#### [Entries provided]

··········

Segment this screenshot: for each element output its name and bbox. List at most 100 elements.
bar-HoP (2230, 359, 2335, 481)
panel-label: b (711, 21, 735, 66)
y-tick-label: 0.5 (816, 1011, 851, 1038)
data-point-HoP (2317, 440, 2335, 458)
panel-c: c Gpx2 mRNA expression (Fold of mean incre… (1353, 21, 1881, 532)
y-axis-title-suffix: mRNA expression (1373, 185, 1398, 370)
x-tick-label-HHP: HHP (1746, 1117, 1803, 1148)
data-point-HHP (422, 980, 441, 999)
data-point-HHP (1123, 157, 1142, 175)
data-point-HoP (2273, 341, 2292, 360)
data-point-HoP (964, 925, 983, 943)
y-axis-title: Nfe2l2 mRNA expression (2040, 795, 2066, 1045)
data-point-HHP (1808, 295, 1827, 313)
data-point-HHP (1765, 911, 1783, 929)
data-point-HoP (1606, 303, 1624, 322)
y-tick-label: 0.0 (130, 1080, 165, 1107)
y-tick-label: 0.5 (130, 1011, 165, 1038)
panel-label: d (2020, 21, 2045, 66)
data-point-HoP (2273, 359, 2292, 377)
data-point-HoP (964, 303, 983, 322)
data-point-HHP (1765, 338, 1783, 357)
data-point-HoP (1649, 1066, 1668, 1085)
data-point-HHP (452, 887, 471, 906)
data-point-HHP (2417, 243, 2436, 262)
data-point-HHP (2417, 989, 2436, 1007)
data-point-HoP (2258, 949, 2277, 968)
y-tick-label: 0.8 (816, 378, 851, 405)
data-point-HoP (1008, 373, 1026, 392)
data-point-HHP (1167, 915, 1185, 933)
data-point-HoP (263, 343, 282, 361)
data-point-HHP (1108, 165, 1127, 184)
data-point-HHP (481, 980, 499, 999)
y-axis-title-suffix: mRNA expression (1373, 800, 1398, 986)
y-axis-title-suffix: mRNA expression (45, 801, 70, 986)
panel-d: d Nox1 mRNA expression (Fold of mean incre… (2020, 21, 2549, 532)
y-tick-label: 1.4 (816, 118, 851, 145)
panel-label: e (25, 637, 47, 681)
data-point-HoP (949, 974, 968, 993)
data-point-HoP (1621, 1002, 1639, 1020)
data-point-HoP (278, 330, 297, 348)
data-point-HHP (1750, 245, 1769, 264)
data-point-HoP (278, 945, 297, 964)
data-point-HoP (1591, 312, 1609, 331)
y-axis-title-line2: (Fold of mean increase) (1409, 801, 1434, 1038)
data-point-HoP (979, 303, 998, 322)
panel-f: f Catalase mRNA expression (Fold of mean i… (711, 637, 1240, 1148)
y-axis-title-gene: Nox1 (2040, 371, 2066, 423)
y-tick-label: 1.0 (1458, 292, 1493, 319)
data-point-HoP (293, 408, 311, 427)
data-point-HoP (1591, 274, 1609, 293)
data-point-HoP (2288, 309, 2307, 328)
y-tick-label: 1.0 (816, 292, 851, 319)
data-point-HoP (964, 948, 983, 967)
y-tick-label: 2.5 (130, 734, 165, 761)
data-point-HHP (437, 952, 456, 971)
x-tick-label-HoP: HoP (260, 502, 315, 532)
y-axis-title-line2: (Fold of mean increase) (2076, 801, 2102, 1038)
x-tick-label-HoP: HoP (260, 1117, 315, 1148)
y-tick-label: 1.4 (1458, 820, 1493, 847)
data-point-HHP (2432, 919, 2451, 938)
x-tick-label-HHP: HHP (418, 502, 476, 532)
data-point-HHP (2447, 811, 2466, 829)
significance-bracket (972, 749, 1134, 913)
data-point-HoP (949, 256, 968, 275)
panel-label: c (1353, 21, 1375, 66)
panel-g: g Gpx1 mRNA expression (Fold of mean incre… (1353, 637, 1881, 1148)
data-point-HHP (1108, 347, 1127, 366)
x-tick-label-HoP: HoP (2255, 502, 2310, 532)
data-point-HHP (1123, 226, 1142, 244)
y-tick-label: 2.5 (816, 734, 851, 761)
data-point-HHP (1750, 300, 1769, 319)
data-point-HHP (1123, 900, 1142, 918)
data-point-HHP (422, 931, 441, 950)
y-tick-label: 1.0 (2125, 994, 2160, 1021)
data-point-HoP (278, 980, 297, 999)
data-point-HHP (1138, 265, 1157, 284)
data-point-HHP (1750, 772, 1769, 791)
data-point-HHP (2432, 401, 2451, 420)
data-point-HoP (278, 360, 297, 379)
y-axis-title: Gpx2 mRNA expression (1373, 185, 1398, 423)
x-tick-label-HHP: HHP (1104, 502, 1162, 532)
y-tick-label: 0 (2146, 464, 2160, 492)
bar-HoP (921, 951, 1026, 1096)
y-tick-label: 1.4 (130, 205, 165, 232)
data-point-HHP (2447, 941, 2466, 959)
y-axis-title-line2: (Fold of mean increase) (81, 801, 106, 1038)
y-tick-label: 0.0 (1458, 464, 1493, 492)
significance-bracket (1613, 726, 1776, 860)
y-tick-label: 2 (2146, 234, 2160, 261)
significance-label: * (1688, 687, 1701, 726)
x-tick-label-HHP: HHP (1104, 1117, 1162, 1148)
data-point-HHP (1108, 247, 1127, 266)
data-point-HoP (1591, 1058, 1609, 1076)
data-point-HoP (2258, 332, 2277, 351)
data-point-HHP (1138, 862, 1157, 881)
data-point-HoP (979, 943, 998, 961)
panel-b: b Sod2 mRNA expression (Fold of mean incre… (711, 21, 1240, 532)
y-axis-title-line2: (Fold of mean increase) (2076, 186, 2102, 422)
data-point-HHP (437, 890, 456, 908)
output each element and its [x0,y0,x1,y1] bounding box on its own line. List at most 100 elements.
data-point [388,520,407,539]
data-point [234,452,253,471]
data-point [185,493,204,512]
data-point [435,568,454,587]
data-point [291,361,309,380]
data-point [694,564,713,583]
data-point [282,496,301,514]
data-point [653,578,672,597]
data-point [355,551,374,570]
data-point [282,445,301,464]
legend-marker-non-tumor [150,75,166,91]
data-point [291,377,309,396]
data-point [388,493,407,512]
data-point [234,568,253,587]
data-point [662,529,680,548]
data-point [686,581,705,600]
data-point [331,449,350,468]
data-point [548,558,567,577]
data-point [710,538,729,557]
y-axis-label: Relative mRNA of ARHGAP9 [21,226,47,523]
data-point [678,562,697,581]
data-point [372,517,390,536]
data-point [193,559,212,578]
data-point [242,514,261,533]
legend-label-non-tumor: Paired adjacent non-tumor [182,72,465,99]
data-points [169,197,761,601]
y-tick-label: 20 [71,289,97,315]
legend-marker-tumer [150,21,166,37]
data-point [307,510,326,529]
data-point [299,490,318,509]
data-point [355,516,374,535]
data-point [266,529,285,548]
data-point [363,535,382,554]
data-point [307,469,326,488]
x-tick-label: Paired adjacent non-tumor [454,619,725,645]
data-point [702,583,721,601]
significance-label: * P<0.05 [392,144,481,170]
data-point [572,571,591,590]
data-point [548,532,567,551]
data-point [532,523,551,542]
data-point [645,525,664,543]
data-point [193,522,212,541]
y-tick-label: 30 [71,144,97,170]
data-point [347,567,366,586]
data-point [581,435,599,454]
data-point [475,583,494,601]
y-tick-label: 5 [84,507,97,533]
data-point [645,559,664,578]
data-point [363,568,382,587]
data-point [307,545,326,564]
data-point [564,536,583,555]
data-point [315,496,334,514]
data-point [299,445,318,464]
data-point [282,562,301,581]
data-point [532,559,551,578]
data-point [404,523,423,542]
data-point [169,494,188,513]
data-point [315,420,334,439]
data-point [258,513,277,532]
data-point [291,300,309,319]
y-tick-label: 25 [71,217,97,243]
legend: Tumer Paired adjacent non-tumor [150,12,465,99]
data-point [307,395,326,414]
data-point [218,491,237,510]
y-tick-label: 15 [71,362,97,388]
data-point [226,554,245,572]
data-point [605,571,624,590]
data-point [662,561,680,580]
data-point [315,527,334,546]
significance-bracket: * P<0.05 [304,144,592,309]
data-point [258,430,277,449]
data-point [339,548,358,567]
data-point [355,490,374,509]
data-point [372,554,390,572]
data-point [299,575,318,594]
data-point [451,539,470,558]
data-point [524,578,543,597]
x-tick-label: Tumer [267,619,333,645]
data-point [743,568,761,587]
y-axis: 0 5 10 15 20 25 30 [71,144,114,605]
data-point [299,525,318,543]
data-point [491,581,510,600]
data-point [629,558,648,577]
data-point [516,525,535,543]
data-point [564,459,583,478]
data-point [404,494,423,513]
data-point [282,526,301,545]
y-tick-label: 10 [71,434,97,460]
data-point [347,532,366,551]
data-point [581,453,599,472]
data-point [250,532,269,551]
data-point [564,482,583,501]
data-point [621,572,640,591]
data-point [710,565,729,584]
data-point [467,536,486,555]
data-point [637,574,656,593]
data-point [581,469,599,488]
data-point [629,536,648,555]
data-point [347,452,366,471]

··········

#### [What you have to do]
Filter the listing above so that only lines holding the word "output" remain, and report those lines.

#### [Written solution]
Segment this screenshot: for each element output its name and bbox. List at most 100 elements.
output each element and its [x0,y0,x1,y1] bounding box on its own line. List at most 100 elements.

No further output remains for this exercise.